= WRITTEN PROBLEM =
Select every line below containing the word "completo".

= ROWS =
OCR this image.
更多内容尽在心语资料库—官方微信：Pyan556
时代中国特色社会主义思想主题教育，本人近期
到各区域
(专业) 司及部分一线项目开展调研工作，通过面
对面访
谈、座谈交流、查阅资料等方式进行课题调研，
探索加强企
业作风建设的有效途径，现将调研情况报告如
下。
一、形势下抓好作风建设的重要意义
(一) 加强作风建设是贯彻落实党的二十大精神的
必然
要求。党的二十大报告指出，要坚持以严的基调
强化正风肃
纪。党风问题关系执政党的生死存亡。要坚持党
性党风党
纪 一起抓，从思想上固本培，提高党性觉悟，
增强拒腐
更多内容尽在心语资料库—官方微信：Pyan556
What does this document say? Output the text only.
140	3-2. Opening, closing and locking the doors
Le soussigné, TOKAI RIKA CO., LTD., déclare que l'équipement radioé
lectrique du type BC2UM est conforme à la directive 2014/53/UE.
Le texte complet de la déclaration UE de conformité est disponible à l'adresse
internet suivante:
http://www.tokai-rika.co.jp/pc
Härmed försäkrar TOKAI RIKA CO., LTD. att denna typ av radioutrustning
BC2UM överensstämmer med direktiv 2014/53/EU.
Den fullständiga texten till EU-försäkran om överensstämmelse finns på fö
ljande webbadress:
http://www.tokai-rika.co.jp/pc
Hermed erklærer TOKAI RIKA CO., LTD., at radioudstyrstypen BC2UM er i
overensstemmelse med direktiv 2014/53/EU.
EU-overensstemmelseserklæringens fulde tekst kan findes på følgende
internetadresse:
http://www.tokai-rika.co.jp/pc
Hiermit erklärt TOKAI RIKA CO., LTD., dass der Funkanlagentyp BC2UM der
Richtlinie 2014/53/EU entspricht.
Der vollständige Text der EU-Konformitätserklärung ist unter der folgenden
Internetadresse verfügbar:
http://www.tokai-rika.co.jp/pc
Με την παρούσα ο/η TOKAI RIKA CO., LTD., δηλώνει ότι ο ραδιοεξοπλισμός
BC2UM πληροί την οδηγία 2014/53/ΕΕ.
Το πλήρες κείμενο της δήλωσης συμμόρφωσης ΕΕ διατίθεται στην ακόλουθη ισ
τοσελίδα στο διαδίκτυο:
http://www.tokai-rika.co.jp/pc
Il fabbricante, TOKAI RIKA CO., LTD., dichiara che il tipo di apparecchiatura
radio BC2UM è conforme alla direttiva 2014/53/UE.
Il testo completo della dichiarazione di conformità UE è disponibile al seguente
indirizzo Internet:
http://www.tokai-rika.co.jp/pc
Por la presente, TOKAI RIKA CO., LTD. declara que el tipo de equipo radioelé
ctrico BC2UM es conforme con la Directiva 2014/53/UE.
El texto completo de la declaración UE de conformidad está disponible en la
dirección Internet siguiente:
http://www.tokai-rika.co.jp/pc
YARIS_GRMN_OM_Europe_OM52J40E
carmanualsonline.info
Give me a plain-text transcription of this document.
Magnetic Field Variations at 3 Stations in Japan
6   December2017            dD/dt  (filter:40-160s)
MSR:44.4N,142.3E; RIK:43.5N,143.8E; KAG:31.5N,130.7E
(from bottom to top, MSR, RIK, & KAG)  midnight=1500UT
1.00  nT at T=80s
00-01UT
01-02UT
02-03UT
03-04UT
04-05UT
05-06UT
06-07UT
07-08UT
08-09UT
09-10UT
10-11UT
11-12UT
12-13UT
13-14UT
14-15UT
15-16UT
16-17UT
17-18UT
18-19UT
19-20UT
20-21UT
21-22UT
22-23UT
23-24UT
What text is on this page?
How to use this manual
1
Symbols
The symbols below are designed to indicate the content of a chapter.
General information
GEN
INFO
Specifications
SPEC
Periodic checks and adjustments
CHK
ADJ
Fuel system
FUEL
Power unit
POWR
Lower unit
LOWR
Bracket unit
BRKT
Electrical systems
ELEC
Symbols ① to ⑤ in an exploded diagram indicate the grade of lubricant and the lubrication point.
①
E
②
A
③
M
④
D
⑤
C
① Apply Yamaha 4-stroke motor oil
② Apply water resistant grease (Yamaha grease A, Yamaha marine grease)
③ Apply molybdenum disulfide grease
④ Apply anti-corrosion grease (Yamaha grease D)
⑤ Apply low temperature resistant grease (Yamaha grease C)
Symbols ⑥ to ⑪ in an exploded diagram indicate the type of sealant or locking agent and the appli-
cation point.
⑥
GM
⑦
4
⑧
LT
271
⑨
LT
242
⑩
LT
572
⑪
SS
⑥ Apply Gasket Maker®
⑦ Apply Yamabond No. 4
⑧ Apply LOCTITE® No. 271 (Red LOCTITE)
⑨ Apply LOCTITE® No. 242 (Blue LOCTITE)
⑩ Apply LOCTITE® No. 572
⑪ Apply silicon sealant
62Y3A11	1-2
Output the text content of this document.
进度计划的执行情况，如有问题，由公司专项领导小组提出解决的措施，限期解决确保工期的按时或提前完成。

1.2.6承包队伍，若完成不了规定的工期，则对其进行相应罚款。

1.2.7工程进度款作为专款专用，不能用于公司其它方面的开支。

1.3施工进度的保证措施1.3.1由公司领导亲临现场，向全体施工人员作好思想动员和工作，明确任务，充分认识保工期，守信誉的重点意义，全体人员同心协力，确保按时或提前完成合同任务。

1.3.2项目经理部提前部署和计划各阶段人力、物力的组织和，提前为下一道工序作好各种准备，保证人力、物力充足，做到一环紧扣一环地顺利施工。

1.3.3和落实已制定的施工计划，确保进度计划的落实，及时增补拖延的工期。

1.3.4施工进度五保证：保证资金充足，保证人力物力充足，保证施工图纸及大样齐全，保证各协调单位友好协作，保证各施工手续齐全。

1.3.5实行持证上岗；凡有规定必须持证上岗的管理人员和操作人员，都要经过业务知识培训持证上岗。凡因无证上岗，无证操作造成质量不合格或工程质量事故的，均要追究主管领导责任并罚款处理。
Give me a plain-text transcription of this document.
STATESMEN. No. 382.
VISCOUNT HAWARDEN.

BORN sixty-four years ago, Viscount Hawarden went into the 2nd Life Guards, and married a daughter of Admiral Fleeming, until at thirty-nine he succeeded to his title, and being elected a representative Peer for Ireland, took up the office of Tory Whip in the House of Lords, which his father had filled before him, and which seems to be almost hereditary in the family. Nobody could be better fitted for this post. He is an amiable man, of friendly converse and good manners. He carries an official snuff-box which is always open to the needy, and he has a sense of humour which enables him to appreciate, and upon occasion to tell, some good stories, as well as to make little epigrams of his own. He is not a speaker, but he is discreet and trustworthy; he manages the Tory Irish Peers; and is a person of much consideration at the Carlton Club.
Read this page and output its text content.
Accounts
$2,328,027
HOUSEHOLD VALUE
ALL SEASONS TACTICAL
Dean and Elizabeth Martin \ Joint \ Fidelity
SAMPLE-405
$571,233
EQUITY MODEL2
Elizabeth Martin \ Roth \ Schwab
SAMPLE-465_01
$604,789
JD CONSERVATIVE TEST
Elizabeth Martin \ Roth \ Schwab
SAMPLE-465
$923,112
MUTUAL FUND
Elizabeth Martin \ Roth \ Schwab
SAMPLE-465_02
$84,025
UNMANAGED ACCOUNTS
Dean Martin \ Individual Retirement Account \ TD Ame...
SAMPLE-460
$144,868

= ANSWER TO THIS EXERCISE =
Il testo completo della dichiarazione di conformità UE è disponibile al seguente
El texto completo de la declaración UE de conformidad está disponible en la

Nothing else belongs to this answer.